** Task data **
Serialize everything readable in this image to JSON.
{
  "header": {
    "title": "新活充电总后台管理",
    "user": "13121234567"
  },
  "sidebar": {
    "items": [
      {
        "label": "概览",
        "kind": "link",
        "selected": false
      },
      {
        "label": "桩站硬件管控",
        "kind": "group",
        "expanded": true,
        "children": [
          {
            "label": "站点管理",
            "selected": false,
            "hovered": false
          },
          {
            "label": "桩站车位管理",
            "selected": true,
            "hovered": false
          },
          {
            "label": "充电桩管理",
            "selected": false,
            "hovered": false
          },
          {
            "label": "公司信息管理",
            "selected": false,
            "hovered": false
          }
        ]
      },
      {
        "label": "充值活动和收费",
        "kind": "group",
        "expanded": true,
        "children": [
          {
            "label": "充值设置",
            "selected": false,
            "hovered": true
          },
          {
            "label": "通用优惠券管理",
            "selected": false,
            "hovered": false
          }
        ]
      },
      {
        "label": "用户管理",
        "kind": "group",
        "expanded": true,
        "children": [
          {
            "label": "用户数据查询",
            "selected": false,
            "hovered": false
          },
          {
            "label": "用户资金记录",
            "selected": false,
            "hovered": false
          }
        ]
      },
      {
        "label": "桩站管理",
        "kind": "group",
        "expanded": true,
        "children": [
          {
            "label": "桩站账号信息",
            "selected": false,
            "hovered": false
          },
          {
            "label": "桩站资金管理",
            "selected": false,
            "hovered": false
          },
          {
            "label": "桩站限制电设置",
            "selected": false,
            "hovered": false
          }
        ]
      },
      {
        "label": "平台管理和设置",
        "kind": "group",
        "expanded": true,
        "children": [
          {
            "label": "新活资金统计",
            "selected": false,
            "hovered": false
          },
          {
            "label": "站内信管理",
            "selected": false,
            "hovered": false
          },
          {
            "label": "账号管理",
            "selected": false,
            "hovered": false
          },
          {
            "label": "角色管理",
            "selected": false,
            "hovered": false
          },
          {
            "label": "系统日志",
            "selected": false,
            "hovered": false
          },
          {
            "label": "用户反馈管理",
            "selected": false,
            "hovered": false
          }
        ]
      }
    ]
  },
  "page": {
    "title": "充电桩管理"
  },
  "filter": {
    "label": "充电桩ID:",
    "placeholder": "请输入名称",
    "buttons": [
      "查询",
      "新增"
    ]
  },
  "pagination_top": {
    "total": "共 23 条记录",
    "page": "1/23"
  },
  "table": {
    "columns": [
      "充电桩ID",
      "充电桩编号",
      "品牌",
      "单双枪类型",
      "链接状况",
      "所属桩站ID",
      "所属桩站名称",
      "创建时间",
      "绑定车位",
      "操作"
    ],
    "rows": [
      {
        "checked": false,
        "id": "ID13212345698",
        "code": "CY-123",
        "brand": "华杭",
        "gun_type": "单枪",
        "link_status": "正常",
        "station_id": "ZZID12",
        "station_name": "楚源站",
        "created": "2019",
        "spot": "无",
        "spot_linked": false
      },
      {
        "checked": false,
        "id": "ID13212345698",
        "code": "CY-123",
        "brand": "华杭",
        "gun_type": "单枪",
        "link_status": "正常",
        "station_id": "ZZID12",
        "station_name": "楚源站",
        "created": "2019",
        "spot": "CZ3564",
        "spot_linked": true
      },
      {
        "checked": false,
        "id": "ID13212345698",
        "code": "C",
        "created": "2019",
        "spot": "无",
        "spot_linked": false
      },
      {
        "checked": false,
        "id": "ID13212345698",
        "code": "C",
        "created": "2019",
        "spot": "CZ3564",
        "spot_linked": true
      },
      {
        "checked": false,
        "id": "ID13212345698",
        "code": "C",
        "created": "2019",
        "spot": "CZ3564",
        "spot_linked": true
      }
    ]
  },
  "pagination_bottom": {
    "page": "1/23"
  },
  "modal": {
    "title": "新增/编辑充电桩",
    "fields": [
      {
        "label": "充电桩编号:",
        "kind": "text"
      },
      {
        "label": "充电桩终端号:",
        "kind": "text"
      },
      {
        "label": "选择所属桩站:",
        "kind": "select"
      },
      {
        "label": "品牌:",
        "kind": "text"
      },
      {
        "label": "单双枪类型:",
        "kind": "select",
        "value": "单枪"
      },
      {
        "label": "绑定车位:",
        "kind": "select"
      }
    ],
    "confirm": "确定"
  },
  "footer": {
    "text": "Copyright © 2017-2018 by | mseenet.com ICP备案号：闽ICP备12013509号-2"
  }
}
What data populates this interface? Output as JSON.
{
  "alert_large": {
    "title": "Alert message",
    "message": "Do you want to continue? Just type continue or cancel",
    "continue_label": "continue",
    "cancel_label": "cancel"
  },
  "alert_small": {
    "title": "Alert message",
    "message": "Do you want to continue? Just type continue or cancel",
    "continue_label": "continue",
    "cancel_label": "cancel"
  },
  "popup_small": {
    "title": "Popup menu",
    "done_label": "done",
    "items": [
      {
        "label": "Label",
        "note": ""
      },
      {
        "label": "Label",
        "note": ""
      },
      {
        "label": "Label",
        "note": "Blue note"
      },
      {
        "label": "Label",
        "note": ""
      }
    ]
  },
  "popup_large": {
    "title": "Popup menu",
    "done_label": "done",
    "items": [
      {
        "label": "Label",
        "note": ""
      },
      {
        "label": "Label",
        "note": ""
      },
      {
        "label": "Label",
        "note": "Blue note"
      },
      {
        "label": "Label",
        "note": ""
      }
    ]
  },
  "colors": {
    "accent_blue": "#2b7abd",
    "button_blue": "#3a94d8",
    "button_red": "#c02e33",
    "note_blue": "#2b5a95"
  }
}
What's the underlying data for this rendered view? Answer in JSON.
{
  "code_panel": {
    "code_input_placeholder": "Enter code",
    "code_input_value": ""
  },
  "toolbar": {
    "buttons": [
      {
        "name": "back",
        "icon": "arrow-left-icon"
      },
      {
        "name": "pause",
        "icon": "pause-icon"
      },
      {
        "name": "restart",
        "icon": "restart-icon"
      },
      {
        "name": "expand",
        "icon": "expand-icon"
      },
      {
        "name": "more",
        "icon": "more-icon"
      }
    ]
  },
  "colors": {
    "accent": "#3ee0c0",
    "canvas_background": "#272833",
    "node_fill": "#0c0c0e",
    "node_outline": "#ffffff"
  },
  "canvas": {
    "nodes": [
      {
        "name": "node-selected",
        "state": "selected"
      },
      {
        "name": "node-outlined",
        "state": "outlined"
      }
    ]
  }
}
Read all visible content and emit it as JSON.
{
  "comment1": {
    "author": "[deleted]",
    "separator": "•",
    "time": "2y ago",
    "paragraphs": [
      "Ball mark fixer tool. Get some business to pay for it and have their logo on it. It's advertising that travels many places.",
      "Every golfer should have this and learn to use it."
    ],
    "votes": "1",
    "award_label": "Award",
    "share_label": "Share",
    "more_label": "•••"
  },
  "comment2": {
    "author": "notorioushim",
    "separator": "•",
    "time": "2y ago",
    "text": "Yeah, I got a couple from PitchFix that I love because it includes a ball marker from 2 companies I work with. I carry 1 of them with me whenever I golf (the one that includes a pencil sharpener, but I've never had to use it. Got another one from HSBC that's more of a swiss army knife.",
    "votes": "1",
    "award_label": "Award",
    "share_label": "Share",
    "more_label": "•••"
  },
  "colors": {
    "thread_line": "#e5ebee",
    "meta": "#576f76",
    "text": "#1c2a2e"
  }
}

** What is expected **
Your answer should be one number: the count of lines in the data above that include the word "this".

** Written solution **
4